[RECORDS SUPPLIED]:
++++++++++

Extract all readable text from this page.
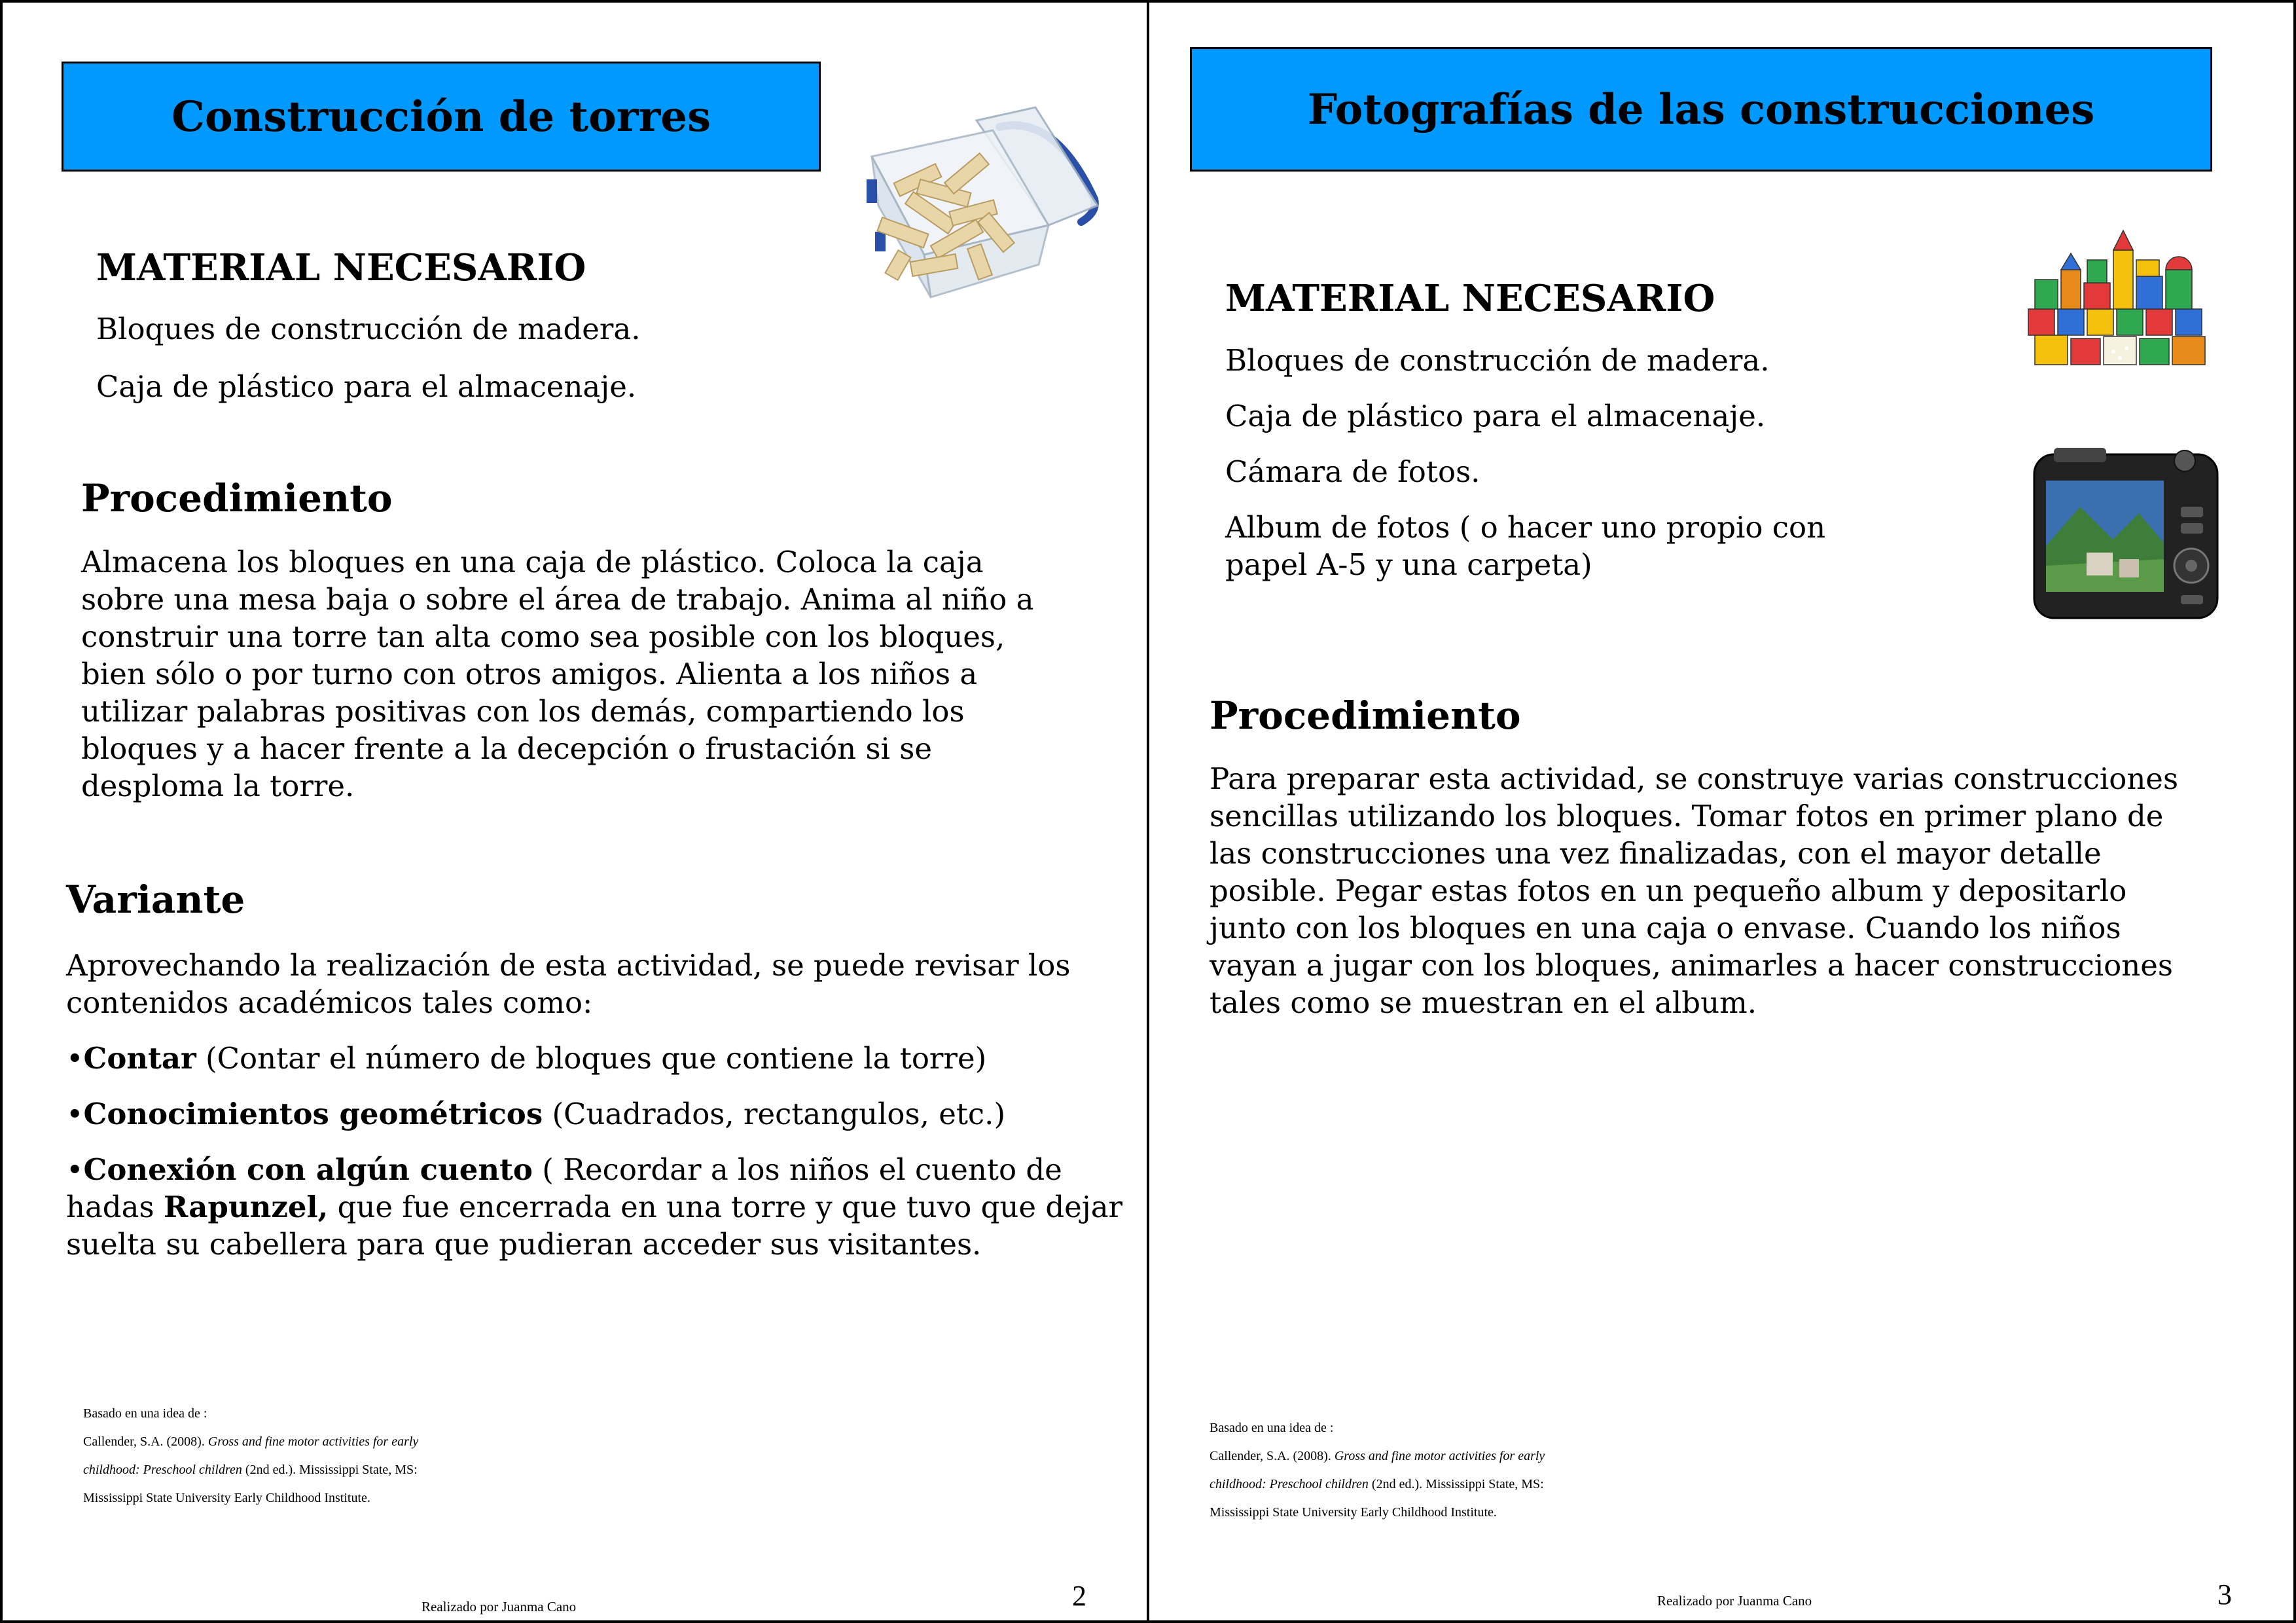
Construcción de torres
MATERIAL NECESARIO
Bloques de construcción de madera.
Caja de plástico para el almacenaje.
Procedimiento
Almacena los bloques en una caja de plástico. Coloca la caja
sobre una mesa baja o sobre el área de trabajo. Anima al niño a
construir una torre tan alta como sea posible con los bloques,
bien sólo o por turno con otros amigos. Alienta a los niños a
utilizar palabras positivas con los demás, compartiendo los
bloques y a hacer frente a la decepción o frustación si se
desploma la torre.
Variante
Aprovechando la realización de esta actividad, se puede revisar los
contenidos académicos tales como:
•Contar (Contar el número de bloques que contiene la torre)
•Conocimientos geométricos (Cuadrados, rectangulos, etc.)
•Conexión con algún cuento ( Recordar a los niños el cuento de
hadas Rapunzel, que fue encerrada en una torre y que tuvo que dejar
suelta su cabellera para que pudieran acceder sus visitantes.
Basado en una idea de :
Callender, S.A. (2008). Gross and fine motor activities for early
childhood: Preschool children (2nd ed.). Mississippi State, MS:
Mississippi State University Early Childhood Institute.
Realizado por Juanma Cano	2
Fotografías de las construcciones
MATERIAL NECESARIO
Bloques de construcción de madera.
Caja de plástico para el almacenaje.
Cámara de fotos.
Album de fotos ( o hacer uno propio con
papel A-5 y una carpeta)
Procedimiento
Para preparar esta actividad, se construye varias construcciones
sencillas utilizando los bloques. Tomar fotos en primer plano de
las construcciones una vez finalizadas, con el mayor detalle
posible. Pegar estas fotos en un pequeño album y depositarlo
junto con los bloques en una caja o envase. Cuando los niños
vayan a jugar con los bloques, animarles a hacer construcciones
tales como se muestran en el album.
Basado en una idea de :
Callender, S.A. (2008). Gross and fine motor activities for early
childhood: Preschool children (2nd ed.). Mississippi State, MS:
Mississippi State University Early Childhood Institute.
Realizado por Juanma Cano	3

++++++++++

[TASK STATEMENT]: Point out every line holding the string "tales" and copy it.

[ANSWER]:
contenidos académicos tales como:
tales como se muestran en el album.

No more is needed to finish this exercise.